───── The records
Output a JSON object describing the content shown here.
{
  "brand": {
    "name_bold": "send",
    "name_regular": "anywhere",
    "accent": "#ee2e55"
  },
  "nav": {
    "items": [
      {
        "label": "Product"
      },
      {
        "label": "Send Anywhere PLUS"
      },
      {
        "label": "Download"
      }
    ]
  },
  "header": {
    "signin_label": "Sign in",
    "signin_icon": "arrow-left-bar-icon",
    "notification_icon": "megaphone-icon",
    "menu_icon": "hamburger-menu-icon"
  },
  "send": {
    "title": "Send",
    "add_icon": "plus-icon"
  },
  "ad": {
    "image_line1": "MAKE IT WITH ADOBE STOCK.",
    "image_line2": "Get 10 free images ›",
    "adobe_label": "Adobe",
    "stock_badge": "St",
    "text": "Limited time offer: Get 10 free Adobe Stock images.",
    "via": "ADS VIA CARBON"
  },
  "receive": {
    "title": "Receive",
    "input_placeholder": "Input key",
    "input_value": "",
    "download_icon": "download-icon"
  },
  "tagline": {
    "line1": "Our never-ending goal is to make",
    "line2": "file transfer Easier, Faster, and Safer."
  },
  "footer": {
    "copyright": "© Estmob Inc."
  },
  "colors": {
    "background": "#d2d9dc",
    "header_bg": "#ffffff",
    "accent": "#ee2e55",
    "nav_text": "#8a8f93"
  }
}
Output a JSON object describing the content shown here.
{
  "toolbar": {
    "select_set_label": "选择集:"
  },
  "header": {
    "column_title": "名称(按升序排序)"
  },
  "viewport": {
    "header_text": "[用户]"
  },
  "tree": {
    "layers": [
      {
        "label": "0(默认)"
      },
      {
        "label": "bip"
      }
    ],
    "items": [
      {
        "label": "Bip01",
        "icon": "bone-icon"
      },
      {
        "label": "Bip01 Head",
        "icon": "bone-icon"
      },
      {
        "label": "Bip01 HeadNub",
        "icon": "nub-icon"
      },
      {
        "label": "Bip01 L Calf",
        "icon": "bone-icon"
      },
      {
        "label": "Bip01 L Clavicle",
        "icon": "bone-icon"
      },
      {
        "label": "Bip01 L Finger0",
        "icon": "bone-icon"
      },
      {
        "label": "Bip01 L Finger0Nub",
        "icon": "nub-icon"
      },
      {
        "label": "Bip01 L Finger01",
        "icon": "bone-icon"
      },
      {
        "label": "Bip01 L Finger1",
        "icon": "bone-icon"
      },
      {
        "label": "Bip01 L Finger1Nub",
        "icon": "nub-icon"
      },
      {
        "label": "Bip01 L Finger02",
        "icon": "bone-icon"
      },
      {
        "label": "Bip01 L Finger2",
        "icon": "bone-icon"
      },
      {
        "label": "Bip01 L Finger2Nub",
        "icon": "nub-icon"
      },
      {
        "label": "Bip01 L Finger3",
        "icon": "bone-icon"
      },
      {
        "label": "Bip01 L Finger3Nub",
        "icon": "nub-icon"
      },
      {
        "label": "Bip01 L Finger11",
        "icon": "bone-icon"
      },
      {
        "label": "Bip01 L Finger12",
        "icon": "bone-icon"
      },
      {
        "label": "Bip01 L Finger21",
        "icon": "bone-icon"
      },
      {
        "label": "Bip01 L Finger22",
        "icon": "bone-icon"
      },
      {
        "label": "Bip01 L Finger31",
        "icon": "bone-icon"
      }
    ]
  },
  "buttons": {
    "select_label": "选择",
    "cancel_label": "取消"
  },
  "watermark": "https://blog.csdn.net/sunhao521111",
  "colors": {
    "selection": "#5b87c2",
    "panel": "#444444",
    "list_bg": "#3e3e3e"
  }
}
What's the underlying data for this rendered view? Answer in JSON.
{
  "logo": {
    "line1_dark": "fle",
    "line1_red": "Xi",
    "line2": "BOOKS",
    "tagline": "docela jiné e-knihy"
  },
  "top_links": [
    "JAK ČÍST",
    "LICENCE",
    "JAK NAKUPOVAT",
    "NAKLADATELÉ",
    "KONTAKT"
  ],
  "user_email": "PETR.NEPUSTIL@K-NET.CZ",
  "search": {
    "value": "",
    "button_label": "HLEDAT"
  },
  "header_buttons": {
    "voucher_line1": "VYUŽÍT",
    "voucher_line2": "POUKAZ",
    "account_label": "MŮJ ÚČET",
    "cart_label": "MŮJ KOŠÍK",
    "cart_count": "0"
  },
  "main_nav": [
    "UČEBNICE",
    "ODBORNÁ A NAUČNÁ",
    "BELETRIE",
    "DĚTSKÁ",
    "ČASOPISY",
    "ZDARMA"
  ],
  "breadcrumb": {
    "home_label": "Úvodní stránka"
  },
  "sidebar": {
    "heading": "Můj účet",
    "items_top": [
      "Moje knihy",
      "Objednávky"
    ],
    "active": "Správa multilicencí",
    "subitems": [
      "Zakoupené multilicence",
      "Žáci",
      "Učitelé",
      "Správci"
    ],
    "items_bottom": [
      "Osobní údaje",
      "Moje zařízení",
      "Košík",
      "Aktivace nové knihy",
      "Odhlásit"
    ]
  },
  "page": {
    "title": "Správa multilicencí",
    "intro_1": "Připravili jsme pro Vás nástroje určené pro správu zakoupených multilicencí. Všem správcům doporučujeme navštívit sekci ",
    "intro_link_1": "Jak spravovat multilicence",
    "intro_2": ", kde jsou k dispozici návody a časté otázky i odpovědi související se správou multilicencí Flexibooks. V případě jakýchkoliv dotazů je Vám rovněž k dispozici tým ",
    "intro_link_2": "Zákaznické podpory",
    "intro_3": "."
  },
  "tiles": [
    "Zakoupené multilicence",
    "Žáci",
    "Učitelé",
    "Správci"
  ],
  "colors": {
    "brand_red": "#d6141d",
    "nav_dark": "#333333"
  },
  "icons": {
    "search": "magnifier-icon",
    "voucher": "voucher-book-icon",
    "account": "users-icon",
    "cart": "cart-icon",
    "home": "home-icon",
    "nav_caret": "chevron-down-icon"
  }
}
──────────
# Task directions
Scan the listing above. Collect all lines with the word "tagline".

# Result of the task
  "tagline": {
    "tagline": "docela jiné e-knihy"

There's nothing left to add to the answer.